→ **Stated problem**: Identify every line in the material that contains the string "label" and copy each of those lines in full.

→ **Stored data**:
## Start

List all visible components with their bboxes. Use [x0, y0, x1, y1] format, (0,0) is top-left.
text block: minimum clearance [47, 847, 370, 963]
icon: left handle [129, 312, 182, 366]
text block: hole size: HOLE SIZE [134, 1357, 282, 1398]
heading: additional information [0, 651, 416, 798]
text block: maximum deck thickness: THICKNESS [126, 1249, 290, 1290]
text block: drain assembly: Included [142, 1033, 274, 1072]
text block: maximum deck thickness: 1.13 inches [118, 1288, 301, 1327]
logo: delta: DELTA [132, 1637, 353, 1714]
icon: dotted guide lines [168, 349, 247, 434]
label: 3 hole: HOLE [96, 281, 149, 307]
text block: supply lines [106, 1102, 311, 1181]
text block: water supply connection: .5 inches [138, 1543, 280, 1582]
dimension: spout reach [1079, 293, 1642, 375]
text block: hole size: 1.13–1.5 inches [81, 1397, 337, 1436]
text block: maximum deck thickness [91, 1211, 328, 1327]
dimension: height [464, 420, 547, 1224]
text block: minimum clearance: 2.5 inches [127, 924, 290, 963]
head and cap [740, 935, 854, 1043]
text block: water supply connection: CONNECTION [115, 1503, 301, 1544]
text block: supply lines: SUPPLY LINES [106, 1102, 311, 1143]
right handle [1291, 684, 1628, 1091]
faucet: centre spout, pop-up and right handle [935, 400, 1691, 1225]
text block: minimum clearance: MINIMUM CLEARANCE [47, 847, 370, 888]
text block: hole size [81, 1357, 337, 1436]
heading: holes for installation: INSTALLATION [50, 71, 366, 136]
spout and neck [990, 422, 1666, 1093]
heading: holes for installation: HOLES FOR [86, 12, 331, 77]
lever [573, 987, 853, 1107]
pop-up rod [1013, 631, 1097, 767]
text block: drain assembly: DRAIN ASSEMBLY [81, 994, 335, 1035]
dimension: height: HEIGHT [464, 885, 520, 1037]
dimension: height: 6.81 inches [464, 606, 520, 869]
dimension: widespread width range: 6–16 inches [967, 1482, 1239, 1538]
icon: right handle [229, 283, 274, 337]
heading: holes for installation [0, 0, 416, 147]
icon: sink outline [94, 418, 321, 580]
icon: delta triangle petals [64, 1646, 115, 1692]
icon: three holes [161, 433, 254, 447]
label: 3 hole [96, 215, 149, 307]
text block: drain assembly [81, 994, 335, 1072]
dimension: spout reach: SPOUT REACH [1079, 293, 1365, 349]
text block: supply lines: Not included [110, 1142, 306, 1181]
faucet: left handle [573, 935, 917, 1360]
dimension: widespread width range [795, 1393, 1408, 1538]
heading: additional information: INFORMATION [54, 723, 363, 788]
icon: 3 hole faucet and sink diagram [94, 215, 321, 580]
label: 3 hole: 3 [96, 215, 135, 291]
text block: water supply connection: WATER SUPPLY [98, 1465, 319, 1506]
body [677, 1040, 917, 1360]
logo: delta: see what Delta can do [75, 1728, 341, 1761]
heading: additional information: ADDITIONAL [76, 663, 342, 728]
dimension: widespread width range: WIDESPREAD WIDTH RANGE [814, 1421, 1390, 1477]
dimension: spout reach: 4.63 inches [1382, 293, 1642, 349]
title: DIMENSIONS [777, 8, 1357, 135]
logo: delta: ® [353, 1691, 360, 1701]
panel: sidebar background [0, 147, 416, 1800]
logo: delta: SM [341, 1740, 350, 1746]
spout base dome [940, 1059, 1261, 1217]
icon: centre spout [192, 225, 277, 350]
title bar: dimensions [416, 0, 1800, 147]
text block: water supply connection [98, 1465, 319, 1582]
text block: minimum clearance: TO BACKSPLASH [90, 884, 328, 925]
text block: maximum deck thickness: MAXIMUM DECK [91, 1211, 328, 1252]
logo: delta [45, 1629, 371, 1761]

## End

→ **Reply**:
label: 3 hole: HOLE [96, 281, 149, 307]
label: 3 hole [96, 215, 149, 307]
label: 3 hole: 3 [96, 215, 135, 291]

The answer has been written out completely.